What is needed
Every line of the records below should be restated exactly.

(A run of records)
# # #

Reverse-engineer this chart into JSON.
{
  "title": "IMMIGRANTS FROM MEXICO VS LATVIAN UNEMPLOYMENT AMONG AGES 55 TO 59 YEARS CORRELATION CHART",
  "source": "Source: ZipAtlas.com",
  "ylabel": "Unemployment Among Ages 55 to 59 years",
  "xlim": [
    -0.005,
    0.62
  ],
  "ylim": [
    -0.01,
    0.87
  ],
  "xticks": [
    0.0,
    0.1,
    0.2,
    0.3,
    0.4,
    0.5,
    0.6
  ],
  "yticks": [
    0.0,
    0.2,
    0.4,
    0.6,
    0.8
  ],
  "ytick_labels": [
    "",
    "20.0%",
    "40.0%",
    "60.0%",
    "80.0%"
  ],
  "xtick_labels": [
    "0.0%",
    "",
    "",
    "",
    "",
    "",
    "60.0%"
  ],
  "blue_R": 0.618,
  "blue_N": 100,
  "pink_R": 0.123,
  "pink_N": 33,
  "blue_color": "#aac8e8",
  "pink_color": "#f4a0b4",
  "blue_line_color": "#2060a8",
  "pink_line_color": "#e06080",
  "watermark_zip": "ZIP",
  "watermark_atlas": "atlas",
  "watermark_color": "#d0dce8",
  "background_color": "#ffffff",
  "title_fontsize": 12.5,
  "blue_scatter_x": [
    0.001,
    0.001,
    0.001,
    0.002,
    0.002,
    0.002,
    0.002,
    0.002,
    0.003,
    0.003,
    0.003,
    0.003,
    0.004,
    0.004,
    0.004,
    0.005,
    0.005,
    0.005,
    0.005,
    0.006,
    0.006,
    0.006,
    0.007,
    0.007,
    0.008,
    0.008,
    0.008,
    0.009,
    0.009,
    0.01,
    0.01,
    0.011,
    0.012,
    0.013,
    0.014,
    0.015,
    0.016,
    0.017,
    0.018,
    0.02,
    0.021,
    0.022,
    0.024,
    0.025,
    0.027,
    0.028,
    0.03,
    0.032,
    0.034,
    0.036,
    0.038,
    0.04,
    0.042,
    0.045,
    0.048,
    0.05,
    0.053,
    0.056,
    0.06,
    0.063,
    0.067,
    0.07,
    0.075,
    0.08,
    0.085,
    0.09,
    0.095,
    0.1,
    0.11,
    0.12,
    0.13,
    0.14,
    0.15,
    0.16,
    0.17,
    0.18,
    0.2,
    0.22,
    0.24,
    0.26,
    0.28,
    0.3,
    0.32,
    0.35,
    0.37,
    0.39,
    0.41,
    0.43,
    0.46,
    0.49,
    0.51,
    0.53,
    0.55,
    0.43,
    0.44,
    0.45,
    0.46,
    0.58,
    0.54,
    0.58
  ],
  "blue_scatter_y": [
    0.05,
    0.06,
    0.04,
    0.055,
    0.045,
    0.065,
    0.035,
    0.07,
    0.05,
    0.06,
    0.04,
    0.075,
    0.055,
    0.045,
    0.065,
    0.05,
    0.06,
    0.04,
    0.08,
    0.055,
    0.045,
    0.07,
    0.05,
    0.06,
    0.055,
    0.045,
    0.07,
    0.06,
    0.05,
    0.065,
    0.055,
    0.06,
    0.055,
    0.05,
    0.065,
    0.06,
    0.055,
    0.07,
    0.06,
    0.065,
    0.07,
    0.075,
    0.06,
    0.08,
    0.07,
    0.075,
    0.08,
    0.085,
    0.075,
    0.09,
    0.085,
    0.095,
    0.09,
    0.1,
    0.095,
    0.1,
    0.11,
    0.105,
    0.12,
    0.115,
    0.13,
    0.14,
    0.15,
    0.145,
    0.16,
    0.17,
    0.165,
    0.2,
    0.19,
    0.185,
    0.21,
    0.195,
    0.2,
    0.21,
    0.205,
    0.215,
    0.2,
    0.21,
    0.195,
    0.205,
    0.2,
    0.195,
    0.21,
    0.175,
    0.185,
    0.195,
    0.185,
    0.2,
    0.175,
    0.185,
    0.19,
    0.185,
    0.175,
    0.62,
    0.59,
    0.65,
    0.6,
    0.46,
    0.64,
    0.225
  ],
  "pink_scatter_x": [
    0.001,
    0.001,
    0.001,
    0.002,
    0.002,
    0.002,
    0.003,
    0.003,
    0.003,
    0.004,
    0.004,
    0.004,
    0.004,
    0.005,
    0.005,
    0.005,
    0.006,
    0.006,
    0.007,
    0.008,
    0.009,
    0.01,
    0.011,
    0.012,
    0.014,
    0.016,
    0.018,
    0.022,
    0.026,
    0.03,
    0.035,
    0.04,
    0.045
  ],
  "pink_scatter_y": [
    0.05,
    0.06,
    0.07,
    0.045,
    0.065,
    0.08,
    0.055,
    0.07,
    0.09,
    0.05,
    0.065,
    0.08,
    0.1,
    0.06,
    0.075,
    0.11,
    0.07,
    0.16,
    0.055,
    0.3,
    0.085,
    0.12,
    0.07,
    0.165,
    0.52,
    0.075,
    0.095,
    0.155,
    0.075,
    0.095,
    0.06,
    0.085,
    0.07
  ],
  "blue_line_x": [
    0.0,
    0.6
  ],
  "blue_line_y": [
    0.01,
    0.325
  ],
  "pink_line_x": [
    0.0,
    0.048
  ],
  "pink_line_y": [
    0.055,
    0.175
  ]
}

# # #

Reply
Reverse-engineer this chart into JSON.
{
  "title": "IMMIGRANTS FROM MEXICO VS LATVIAN UNEMPLOYMENT AMONG AGES 55 TO 59 YEARS CORRELATION CHART",
  "source": "Source: ZipAtlas.com",
  "ylabel": "Unemployment Among Ages 55 to 59 years",
  "xlim": [
    -0.005,
    0.62
  ],
  "ylim": [
    -0.01,
    0.87
  ],
  "xticks": [
    0.0,
    0.1,
    0.2,
    0.3,
    0.4,
    0.5,
    0.6
  ],
  "yticks": [
    0.0,
    0.2,
    0.4,
    0.6,
    0.8
  ],
  "ytick_labels": [
    "",
    "20.0%",
    "40.0%",
    "60.0%",
    "80.0%"
  ],
  "xtick_labels": [
    "0.0%",
    "",
    "",
    "",
    "",
    "",
    "60.0%"
  ],
  "blue_R": 0.618,
  "blue_N": 100,
  "pink_R": 0.123,
  "pink_N": 33,
  "blue_color": "#aac8e8",
  "pink_color": "#f4a0b4",
  "blue_line_color": "#2060a8",
  "pink_line_color": "#e06080",
  "watermark_zip": "ZIP",
  "watermark_atlas": "atlas",
  "watermark_color": "#d0dce8",
  "background_color": "#ffffff",
  "title_fontsize": 12.5,
  "blue_scatter_x": [
    0.001,
    0.001,
    0.001,
    0.002,
    0.002,
    0.002,
    0.002,
    0.002,
    0.003,
    0.003,
    0.003,
    0.003,
    0.004,
    0.004,
    0.004,
    0.005,
    0.005,
    0.005,
    0.005,
    0.006,
    0.006,
    0.006,
    0.007,
    0.007,
    0.008,
    0.008,
    0.008,
    0.009,
    0.009,
    0.01,
    0.01,
    0.011,
    0.012,
    0.013,
    0.014,
    0.015,
    0.016,
    0.017,
    0.018,
    0.02,
    0.021,
    0.022,
    0.024,
    0.025,
    0.027,
    0.028,
    0.03,
    0.032,
    0.034,
    0.036,
    0.038,
    0.04,
    0.042,
    0.045,
    0.048,
    0.05,
    0.053,
    0.056,
    0.06,
    0.063,
    0.067,
    0.07,
    0.075,
    0.08,
    0.085,
    0.09,
    0.095,
    0.1,
    0.11,
    0.12,
    0.13,
    0.14,
    0.15,
    0.16,
    0.17,
    0.18,
    0.2,
    0.22,
    0.24,
    0.26,
    0.28,
    0.3,
    0.32,
    0.35,
    0.37,
    0.39,
    0.41,
    0.43,
    0.46,
    0.49,
    0.51,
    0.53,
    0.55,
    0.43,
    0.44,
    0.45,
    0.46,
    0.58,
    0.54,
    0.58
  ],
  "blue_scatter_y": [
    0.05,
    0.06,
    0.04,
    0.055,
    0.045,
    0.065,
    0.035,
    0.07,
    0.05,
    0.06,
    0.04,
    0.075,
    0.055,
    0.045,
    0.065,
    0.05,
    0.06,
    0.04,
    0.08,
    0.055,
    0.045,
    0.07,
    0.05,
    0.06,
    0.055,
    0.045,
    0.07,
    0.06,
    0.05,
    0.065,
    0.055,
    0.06,
    0.055,
    0.05,
    0.065,
    0.06,
    0.055,
    0.07,
    0.06,
    0.065,
    0.07,
    0.075,
    0.06,
    0.08,
    0.07,
    0.075,
    0.08,
    0.085,
    0.075,
    0.09,
    0.085,
    0.095,
    0.09,
    0.1,
    0.095,
    0.1,
    0.11,
    0.105,
    0.12,
    0.115,
    0.13,
    0.14,
    0.15,
    0.145,
    0.16,
    0.17,
    0.165,
    0.2,
    0.19,
    0.185,
    0.21,
    0.195,
    0.2,
    0.21,
    0.205,
    0.215,
    0.2,
    0.21,
    0.195,
    0.205,
    0.2,
    0.195,
    0.21,
    0.175,
    0.185,
    0.195,
    0.185,
    0.2,
    0.175,
    0.185,
    0.19,
    0.185,
    0.175,
    0.62,
    0.59,
    0.65,
    0.6,
    0.46,
    0.64,
    0.225
  ],
  "pink_scatter_x": [
    0.001,
    0.001,
    0.001,
    0.002,
    0.002,
    0.002,
    0.003,
    0.003,
    0.003,
    0.004,
    0.004,
    0.004,
    0.004,
    0.005,
    0.005,
    0.005,
    0.006,
    0.006,
    0.007,
    0.008,
    0.009,
    0.01,
    0.011,
    0.012,
    0.014,
    0.016,
    0.018,
    0.022,
    0.026,
    0.03,
    0.035,
    0.04,
    0.045
  ],
  "pink_scatter_y": [
    0.05,
    0.06,
    0.07,
    0.045,
    0.065,
    0.08,
    0.055,
    0.07,
    0.09,
    0.05,
    0.065,
    0.08,
    0.1,
    0.06,
    0.075,
    0.11,
    0.07,
    0.16,
    0.055,
    0.3,
    0.085,
    0.12,
    0.07,
    0.165,
    0.52,
    0.075,
    0.095,
    0.155,
    0.075,
    0.095,
    0.06,
    0.085,
    0.07
  ],
  "blue_line_x": [
    0.0,
    0.6
  ],
  "blue_line_y": [
    0.01,
    0.325
  ],
  "pink_line_x": [
    0.0,
    0.048
  ],
  "pink_line_y": [
    0.055,
    0.175
  ]
}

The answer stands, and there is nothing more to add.